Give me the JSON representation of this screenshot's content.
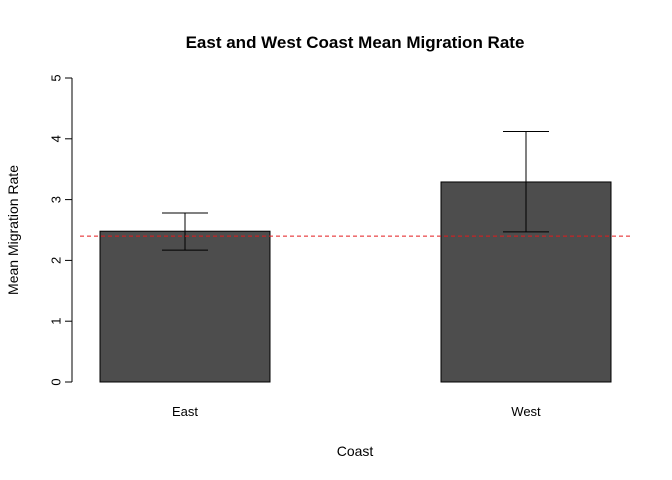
{
  "chart_data": {
    "type": "bar",
    "title": "East and West Coast Mean Migration Rate",
    "xlabel": "Coast",
    "ylabel": "Mean Migration Rate",
    "categories": [
      "East",
      "West"
    ],
    "values": [
      2.48,
      3.29
    ],
    "error_bars": [
      {
        "category": "East",
        "lower": 2.17,
        "upper": 2.78
      },
      {
        "category": "West",
        "lower": 2.47,
        "upper": 4.12
      }
    ],
    "reference_line": {
      "value": 2.4,
      "style": "dashed",
      "color": "#e41a1c"
    },
    "ylim": [
      0,
      5
    ],
    "yticks": [
      "0",
      "1",
      "2",
      "3",
      "4",
      "5"
    ],
    "bar_color": "#4d4d4d",
    "grid": false,
    "legend": "none"
  }
}
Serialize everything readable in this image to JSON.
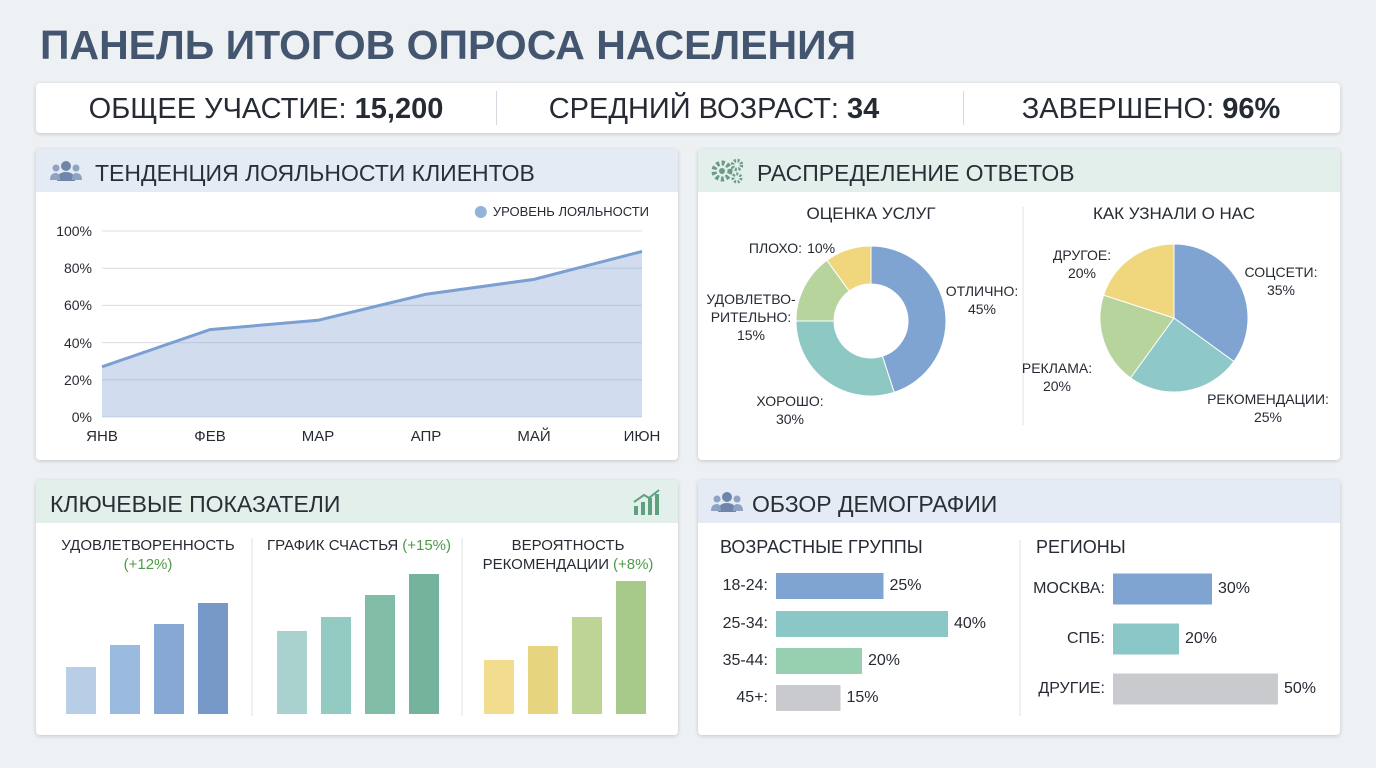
{
  "title": "ПАНЕЛЬ ИТОГОВ ОПРОСА НАСЕЛЕНИЯ",
  "kpis": [
    {
      "label": "ОБЩЕЕ УЧАСТИЕ:",
      "value": "15,200"
    },
    {
      "label": "СРЕДНИЙ ВОЗРАСТ:",
      "value": "34"
    },
    {
      "label": "ЗАВЕРШЕНО:",
      "value": "96%"
    }
  ],
  "panels": [
    "ТЕНДЕНЦИЯ ЛОЯЛЬНОСТИ КЛИЕНТОВ",
    "РАСПРЕДЕЛЕНИЕ ОТВЕТОВ",
    "КЛЮЧЕВЫЕ ПОКАЗАТЕЛИ",
    "ОБЗОР ДЕМОГРАФИИ"
  ],
  "chart_data": [
    {
      "type": "area",
      "categories": [
        "ЯНВ",
        "ФЕВ",
        "МАР",
        "АПР",
        "МАЙ",
        "ИЮН"
      ],
      "series": [
        {
          "name": "УРОВЕНЬ ЛОЯЛЬНОСТИ",
          "color": "#7b9fd0",
          "values": [
            27,
            47,
            52,
            66,
            74,
            89
          ]
        }
      ],
      "ylim": [
        0,
        100
      ],
      "yticks": [
        {
          "value": 0,
          "label": "0%"
        },
        {
          "value": 20,
          "label": "20%"
        },
        {
          "value": 40,
          "label": "40%"
        },
        {
          "value": 60,
          "label": "60%"
        },
        {
          "value": 80,
          "label": "80%"
        },
        {
          "value": 100,
          "label": "100%"
        }
      ],
      "grid": true,
      "legend": "top-right"
    },
    {
      "type": "donut",
      "title": "ОЦЕНКА УСЛУГ",
      "categories": [
        "ОТЛИЧНО:",
        "ХОРОШО:",
        "УДОВЛЕТВО-\nРИТЕЛЬНО:",
        "ПЛОХО:"
      ],
      "values": [
        45,
        30,
        15,
        10
      ],
      "value_labels": [
        "45%",
        "30%",
        "15%",
        "10%"
      ],
      "colors": [
        "#7fa4d1",
        "#8ec8c2",
        "#b6d49c",
        "#f0d67c"
      ]
    },
    {
      "type": "pie",
      "title": "КАК УЗНАЛИ О НАС",
      "categories": [
        "СОЦСЕТИ:",
        "РЕКОМЕНДАЦИИ:",
        "РЕКЛАМА:",
        "ДРУГОЕ:"
      ],
      "values": [
        35,
        25,
        20,
        20
      ],
      "value_labels": [
        "35%",
        "25%",
        "20%",
        "20%"
      ],
      "colors": [
        "#7fa4d1",
        "#8ec8c8",
        "#b6d49c",
        "#f0d67c"
      ]
    },
    {
      "type": "bar",
      "title": "УДОВЛЕТВОРЕННОСТЬ",
      "subtitle": "(+12%)",
      "values": [
        47,
        69,
        90,
        111
      ],
      "colors": [
        "#b8cee7",
        "#9bbadf",
        "#87a8d4",
        "#7699c7"
      ],
      "ylim": [
        0,
        150
      ]
    },
    {
      "type": "bar",
      "title": "ГРАФИК СЧАСТЬЯ",
      "subtitle": "(+15%)",
      "values": [
        83,
        97,
        119,
        140
      ],
      "colors": [
        "#a9d1cd",
        "#93cac1",
        "#81bca7",
        "#75b39d"
      ],
      "ylim": [
        0,
        150
      ]
    },
    {
      "type": "bar",
      "title": "ВЕРОЯТНОСТЬ\nРЕКОМЕНДАЦИИ",
      "subtitle": "(+8%)",
      "values": [
        54,
        68,
        97,
        133
      ],
      "colors": [
        "#f2dd8f",
        "#e7d47f",
        "#bdd495",
        "#a7c989"
      ],
      "ylim": [
        0,
        150
      ]
    },
    {
      "type": "hbar",
      "title": "ВОЗРАСТНЫЕ ГРУППЫ",
      "categories": [
        "18-24:",
        "25-34:",
        "35-44:",
        "45+:"
      ],
      "values": [
        25,
        40,
        20,
        15
      ],
      "value_labels": [
        "25%",
        "40%",
        "20%",
        "15%"
      ],
      "colors": [
        "#7fa4d1",
        "#8cc7c7",
        "#96d0b1",
        "#c9cacd"
      ]
    },
    {
      "type": "hbar",
      "title": "РЕГИОНЫ",
      "categories": [
        "МОСКВА:",
        "СПБ:",
        "ДРУГИЕ:"
      ],
      "values": [
        30,
        20,
        50
      ],
      "value_labels": [
        "30%",
        "20%",
        "50%"
      ],
      "colors": [
        "#7fa4d1",
        "#8cc7c7",
        "#c9cacd"
      ]
    }
  ]
}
---*---
= Written problem =
Gather and return every line that holds the string "JSON".

= Answer to this problem =
Give me the JSON representation of this screenshot's content.
Serialize everything readable in this image to JSON.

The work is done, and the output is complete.